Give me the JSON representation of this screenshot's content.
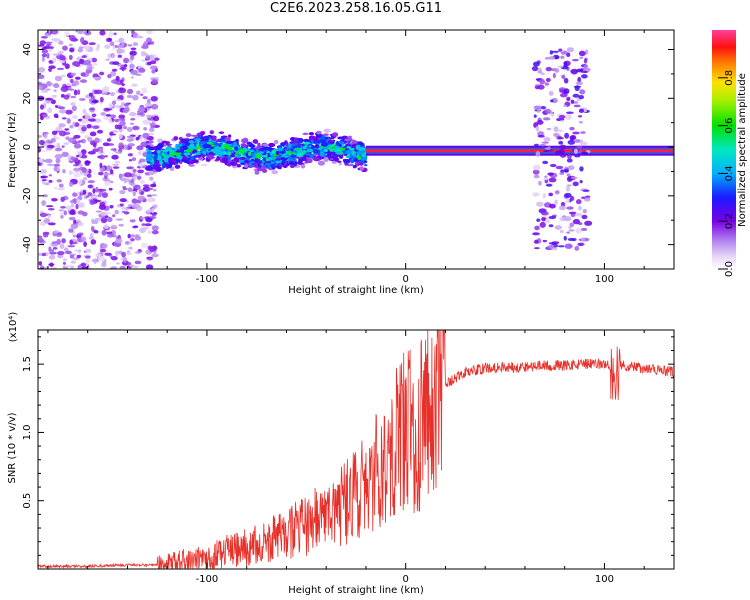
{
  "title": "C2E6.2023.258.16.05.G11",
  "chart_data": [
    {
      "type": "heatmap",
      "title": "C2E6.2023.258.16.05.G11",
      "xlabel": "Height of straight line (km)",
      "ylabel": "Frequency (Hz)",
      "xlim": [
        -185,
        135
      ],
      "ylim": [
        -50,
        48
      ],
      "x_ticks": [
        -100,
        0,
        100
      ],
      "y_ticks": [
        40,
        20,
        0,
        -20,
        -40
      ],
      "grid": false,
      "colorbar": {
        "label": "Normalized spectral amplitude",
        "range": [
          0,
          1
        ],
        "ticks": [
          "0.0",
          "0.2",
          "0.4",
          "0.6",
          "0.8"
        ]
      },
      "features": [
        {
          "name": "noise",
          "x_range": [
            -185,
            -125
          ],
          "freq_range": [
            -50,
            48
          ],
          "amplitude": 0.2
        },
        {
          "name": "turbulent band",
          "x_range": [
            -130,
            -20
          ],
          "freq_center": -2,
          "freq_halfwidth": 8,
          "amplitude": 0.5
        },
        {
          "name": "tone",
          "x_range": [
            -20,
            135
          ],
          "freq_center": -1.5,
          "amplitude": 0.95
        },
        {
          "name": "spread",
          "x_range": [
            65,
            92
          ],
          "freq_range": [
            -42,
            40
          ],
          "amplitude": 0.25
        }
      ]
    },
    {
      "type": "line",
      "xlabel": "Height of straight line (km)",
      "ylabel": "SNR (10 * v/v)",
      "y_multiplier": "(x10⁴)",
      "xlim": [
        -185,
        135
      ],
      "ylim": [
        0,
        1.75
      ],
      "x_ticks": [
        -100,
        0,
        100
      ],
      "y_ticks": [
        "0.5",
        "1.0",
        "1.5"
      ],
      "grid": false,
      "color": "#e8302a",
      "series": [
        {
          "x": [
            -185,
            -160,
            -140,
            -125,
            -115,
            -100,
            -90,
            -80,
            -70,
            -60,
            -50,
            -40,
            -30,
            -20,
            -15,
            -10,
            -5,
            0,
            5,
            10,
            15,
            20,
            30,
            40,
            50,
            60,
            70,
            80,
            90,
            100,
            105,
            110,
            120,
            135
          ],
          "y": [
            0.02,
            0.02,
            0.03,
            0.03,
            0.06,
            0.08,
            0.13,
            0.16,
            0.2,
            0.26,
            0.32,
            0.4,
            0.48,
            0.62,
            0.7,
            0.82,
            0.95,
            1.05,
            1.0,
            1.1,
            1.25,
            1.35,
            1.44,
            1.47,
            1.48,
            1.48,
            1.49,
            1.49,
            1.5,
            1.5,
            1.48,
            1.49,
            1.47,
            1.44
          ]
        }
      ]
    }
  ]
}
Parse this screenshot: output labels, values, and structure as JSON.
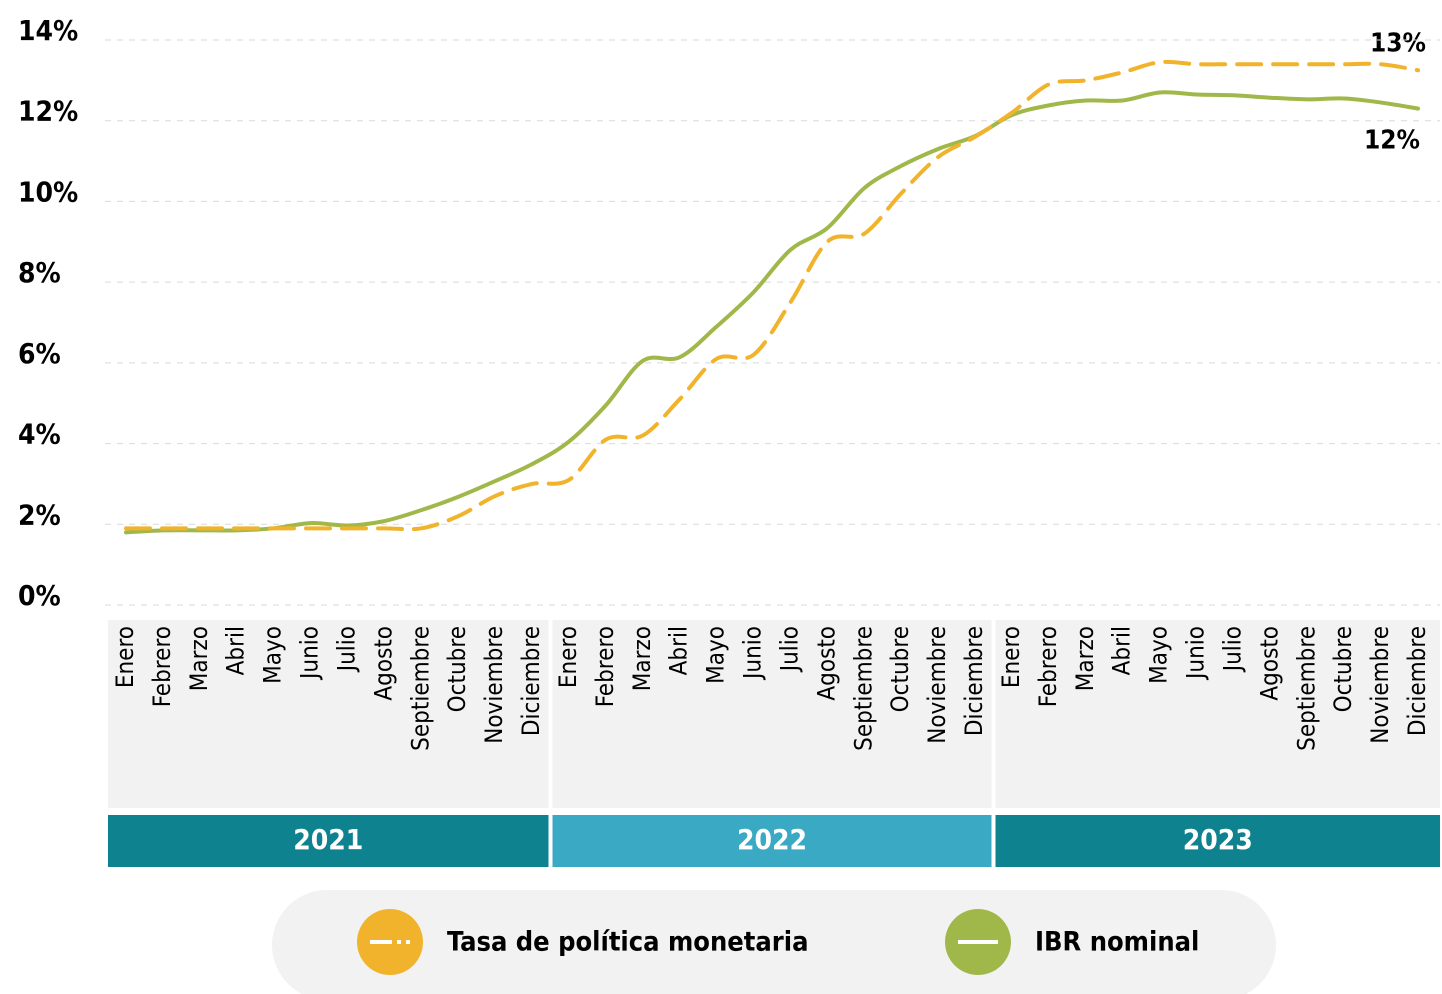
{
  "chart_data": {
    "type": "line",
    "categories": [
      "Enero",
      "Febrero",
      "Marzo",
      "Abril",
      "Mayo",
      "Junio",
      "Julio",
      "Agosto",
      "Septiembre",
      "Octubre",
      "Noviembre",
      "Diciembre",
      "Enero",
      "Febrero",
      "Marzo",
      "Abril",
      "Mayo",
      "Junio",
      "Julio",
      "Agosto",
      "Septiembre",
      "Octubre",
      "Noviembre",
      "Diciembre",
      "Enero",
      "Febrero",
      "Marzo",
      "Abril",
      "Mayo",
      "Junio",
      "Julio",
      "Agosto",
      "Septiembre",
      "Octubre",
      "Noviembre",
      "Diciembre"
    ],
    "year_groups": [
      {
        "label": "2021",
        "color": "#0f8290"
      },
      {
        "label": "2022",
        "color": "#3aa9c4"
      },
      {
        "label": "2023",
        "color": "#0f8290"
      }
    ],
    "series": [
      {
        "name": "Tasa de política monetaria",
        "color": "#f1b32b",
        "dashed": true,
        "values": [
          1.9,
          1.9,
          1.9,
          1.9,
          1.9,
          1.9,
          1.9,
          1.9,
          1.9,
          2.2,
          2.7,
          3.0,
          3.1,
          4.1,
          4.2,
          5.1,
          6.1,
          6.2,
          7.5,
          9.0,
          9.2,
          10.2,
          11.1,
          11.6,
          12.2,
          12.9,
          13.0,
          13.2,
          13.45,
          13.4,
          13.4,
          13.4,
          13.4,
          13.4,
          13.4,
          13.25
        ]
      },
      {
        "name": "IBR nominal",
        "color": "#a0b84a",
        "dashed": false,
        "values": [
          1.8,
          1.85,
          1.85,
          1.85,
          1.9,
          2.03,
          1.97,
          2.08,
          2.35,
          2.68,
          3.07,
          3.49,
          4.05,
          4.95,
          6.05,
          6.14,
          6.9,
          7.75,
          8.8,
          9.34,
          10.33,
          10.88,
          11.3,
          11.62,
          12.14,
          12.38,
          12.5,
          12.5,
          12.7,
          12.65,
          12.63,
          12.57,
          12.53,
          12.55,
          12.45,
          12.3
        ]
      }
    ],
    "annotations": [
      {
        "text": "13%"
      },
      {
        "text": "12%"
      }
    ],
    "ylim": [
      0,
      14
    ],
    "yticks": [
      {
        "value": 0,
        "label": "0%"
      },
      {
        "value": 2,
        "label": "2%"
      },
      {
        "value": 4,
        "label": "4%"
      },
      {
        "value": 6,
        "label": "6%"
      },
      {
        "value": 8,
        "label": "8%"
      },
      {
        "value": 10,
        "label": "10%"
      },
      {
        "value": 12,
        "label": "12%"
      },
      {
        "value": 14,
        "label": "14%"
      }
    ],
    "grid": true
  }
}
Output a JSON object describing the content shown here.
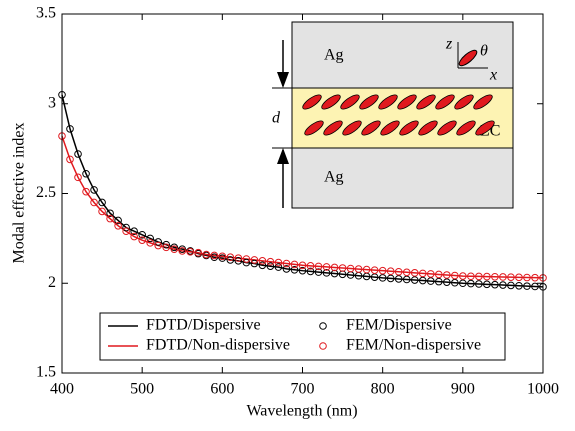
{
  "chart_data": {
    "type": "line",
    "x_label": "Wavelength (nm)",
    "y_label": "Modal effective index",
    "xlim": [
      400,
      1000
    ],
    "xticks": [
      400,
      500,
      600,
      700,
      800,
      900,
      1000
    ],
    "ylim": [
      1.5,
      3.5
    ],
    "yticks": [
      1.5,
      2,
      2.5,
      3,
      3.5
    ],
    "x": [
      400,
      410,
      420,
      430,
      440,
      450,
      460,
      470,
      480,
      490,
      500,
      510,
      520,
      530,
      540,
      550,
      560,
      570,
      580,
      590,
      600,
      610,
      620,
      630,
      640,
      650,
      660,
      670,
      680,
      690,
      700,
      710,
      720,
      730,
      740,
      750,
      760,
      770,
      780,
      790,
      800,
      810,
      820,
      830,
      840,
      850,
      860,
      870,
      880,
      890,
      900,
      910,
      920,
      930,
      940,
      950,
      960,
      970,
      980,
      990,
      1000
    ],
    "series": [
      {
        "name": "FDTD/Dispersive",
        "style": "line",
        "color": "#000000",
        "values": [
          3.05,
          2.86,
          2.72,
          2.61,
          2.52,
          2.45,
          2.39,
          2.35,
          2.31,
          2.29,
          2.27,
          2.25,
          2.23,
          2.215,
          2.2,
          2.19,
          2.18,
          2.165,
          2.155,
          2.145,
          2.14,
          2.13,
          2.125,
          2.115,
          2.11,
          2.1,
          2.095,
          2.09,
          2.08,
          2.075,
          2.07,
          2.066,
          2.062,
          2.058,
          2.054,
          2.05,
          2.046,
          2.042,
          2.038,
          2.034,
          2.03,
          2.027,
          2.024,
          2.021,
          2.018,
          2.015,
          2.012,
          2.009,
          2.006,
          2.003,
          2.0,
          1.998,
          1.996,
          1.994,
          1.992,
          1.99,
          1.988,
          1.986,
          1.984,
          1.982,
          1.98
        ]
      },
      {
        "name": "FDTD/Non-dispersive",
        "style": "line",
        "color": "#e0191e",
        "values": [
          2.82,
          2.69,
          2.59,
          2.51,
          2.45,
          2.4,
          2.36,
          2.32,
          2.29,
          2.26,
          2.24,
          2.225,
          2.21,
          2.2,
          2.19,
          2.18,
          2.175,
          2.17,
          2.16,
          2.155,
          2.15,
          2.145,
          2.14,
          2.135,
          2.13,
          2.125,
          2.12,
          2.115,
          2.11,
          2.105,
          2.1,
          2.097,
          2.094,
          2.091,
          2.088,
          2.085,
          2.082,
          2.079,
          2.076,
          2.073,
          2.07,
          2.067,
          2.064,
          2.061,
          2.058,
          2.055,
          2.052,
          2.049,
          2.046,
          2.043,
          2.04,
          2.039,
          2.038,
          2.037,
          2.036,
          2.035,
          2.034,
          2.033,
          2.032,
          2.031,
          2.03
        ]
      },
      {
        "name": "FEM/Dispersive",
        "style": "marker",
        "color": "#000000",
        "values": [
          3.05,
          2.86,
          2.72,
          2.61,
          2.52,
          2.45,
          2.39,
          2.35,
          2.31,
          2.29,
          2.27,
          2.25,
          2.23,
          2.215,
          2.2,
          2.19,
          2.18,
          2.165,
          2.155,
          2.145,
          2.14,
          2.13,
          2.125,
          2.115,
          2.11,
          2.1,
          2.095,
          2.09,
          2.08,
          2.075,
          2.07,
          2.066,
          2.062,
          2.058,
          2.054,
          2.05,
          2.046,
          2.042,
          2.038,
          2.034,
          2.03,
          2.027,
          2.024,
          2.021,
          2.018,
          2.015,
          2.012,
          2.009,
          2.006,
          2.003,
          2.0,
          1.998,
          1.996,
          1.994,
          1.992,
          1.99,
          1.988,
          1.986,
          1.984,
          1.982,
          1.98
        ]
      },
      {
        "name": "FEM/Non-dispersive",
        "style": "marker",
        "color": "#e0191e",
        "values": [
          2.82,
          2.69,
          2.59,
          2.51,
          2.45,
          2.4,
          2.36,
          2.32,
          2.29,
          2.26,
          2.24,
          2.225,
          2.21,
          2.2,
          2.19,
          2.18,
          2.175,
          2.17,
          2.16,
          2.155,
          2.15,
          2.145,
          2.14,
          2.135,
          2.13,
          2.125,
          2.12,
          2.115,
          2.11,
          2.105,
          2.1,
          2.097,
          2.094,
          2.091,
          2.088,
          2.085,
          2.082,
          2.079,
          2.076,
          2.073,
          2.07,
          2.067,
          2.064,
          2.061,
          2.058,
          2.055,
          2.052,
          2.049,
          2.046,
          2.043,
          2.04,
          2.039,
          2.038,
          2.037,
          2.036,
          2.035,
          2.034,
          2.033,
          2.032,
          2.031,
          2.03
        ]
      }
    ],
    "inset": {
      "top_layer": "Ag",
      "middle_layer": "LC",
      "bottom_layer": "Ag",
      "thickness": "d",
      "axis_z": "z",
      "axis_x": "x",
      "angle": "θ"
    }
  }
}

◆ ◆ ◆ ◆ ◆ ◆ ◆

Pick out, from the lines above, every one that contains the string "title".

→ The completed task:
  "title": "C2E6.2023.258.16.05.G11",
      "title": "C2E6.2023.258.16.05.G11",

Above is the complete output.